((
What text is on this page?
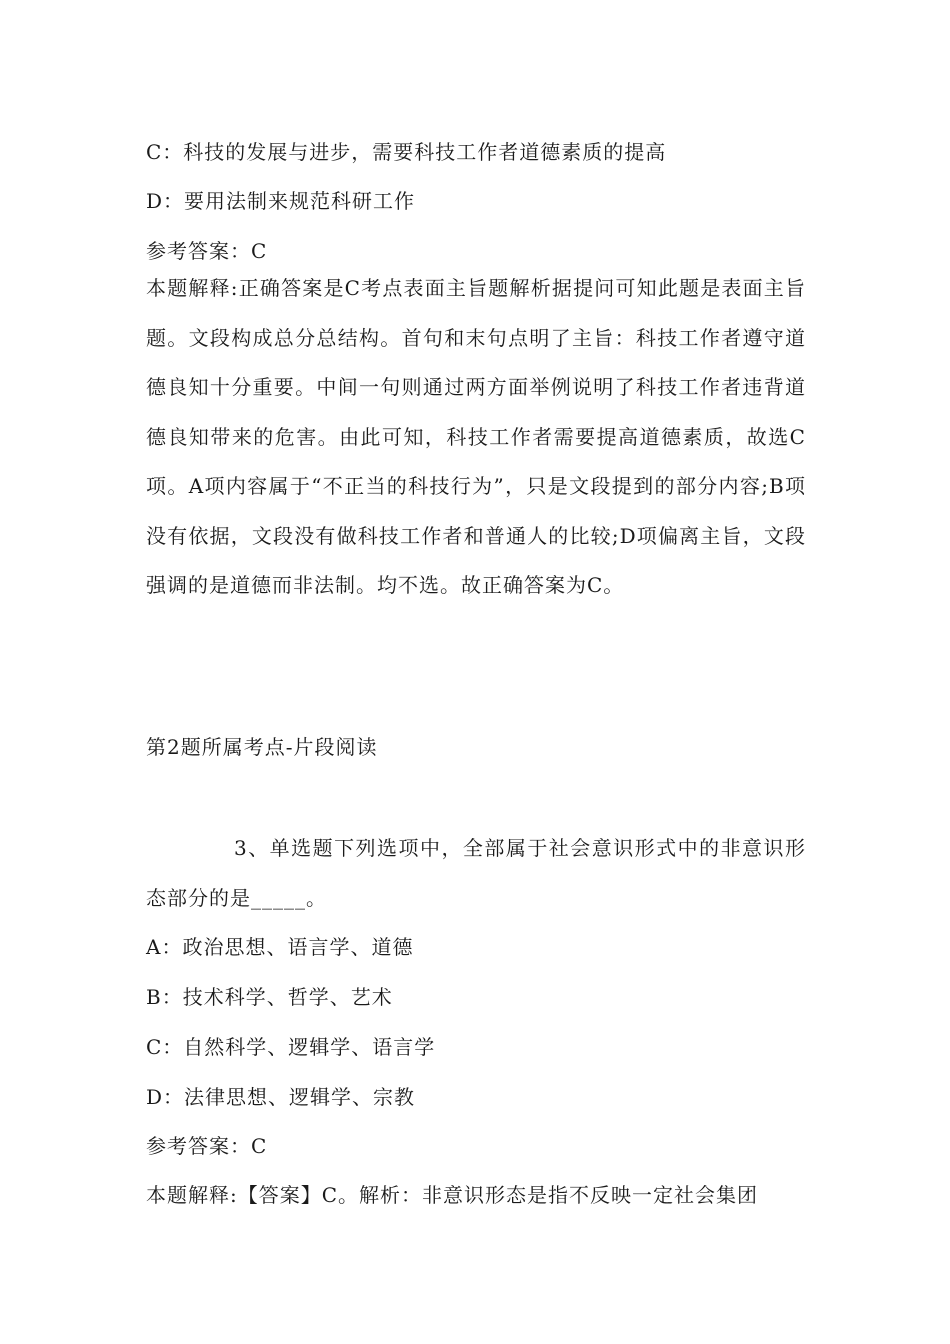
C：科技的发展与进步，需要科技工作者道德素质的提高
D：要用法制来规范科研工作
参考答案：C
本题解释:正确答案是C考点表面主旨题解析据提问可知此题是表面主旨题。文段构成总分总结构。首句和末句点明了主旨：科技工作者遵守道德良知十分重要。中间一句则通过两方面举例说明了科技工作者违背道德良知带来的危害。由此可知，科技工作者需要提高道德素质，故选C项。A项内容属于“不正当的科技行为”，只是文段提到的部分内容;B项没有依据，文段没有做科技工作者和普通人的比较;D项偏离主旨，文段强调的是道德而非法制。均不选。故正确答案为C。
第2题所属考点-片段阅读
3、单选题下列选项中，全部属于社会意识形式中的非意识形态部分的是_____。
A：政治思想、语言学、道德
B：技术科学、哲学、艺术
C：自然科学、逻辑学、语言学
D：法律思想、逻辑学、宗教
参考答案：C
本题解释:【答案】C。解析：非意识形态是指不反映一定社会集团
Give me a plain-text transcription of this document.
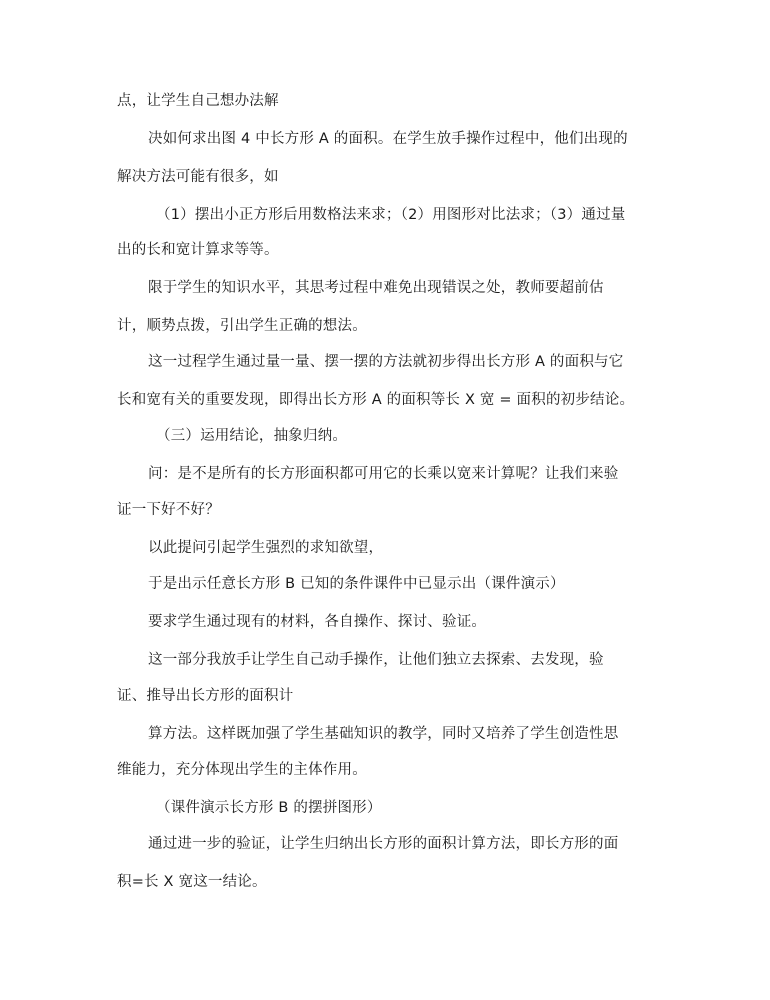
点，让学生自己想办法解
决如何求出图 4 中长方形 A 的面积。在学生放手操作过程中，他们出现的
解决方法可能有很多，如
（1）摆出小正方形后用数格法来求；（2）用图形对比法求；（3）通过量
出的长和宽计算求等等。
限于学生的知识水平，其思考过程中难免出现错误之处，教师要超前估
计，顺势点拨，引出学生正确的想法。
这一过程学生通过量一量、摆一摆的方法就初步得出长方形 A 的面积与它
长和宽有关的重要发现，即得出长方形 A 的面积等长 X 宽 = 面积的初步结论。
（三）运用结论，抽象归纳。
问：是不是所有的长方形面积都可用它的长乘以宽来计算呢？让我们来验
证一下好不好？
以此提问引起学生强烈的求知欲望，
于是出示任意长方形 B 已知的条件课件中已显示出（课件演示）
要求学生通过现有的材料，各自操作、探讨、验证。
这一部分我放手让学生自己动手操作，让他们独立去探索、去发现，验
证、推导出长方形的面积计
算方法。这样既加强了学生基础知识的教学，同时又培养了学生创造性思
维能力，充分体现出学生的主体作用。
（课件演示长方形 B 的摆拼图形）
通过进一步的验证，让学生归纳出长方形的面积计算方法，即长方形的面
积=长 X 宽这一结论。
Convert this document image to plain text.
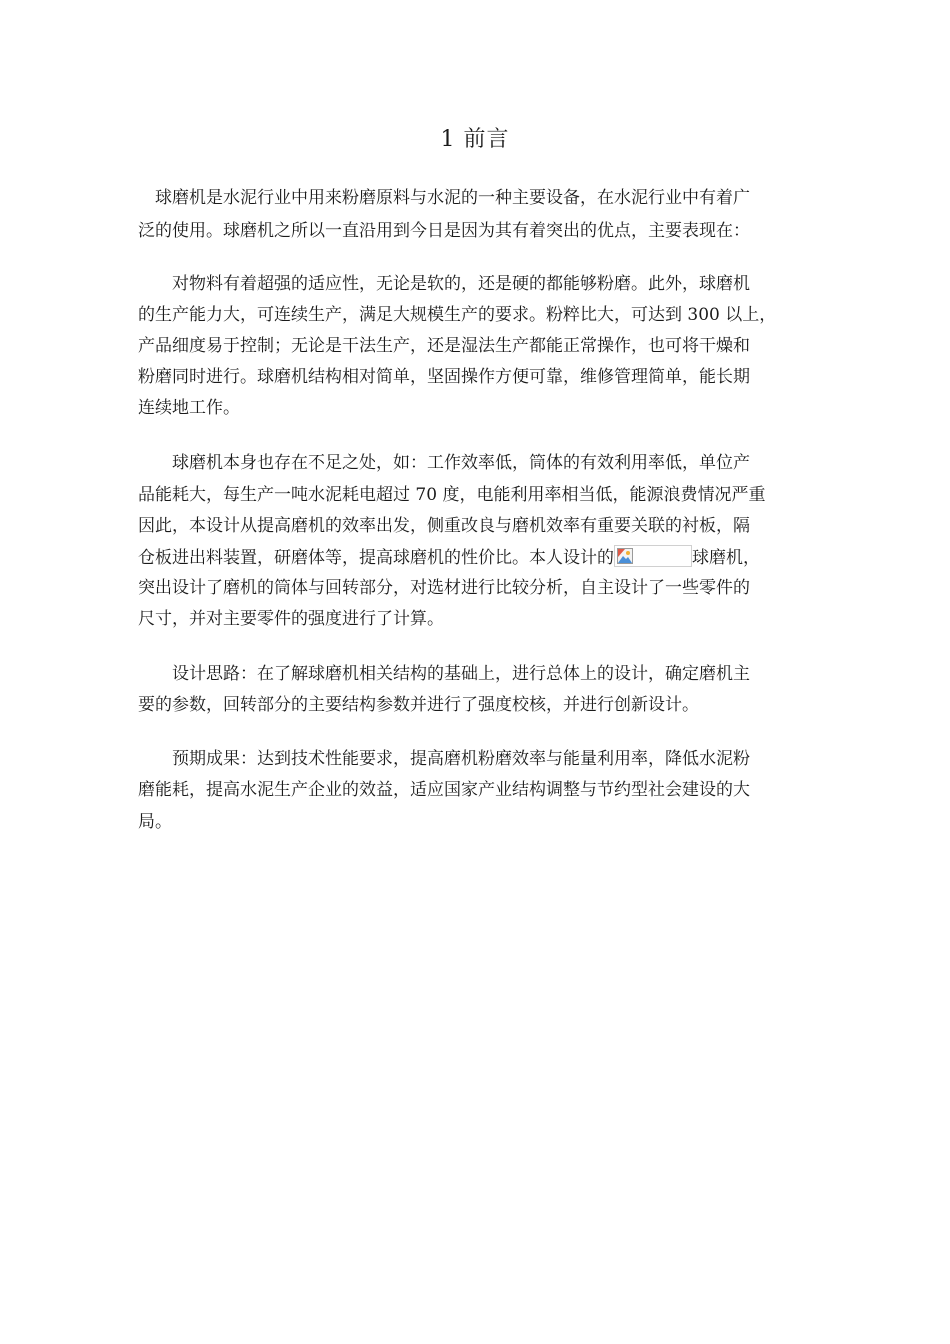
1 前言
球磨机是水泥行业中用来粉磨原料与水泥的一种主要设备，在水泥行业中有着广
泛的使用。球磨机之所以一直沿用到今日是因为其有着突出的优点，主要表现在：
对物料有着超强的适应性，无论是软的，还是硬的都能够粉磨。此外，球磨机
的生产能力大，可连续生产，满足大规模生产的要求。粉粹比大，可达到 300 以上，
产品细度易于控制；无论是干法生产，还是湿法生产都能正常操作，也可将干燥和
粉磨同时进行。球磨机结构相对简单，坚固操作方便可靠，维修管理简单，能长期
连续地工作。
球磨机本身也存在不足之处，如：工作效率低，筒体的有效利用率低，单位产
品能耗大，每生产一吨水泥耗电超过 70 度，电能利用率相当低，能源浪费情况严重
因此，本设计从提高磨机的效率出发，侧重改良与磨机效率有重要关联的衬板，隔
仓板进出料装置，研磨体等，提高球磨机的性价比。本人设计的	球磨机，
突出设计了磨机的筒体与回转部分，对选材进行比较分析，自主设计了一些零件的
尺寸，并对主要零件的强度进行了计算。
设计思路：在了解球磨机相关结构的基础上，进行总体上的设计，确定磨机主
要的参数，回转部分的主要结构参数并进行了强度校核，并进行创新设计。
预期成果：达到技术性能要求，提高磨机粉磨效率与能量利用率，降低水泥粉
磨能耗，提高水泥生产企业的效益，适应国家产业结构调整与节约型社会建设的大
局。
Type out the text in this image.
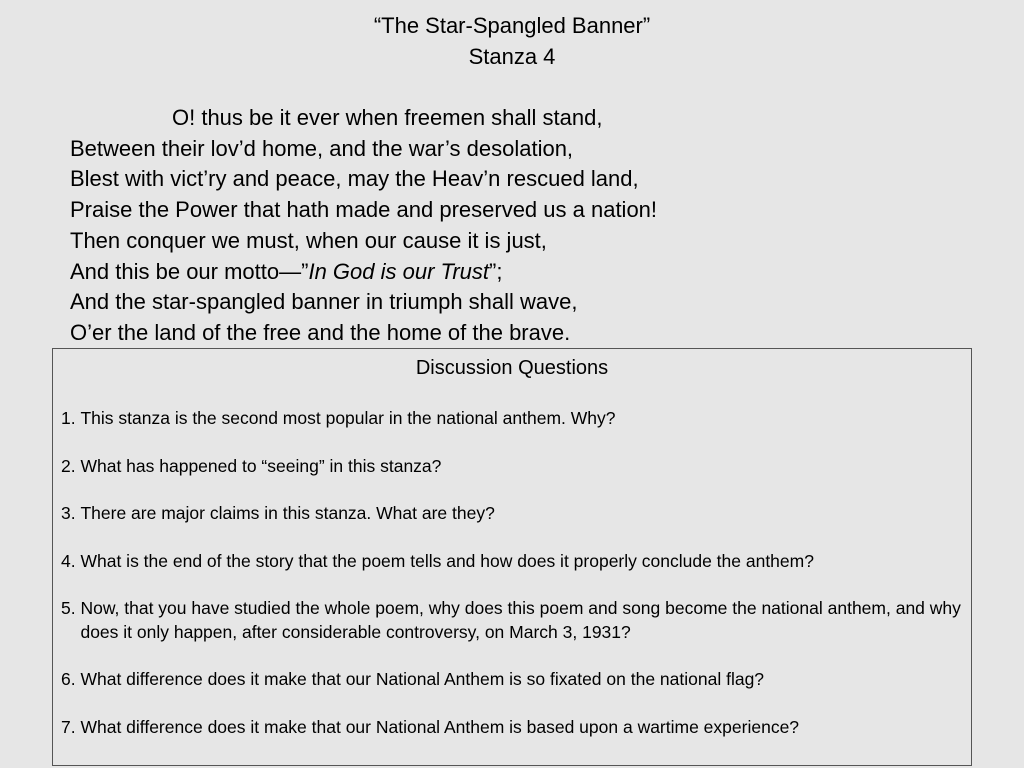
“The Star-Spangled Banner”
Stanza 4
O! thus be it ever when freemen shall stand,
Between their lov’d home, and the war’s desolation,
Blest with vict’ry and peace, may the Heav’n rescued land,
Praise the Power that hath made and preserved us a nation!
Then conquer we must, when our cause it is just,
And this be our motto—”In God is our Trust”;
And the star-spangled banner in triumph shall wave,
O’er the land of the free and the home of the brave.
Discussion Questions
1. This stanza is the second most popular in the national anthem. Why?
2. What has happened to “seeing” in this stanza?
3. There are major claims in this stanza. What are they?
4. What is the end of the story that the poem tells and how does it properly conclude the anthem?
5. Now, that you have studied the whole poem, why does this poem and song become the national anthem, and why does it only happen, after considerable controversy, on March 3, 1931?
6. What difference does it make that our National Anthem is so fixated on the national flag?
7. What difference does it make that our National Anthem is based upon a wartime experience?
))
■ **TASK DIRECTIONS**:
Show the lines of the material that contain the word "text".

■ **COMPLETE OUTPUT**:
What text is on this page?
Give me a plain-text transcription of this document.
Convert this document image to plain text.
Type out the text in this image.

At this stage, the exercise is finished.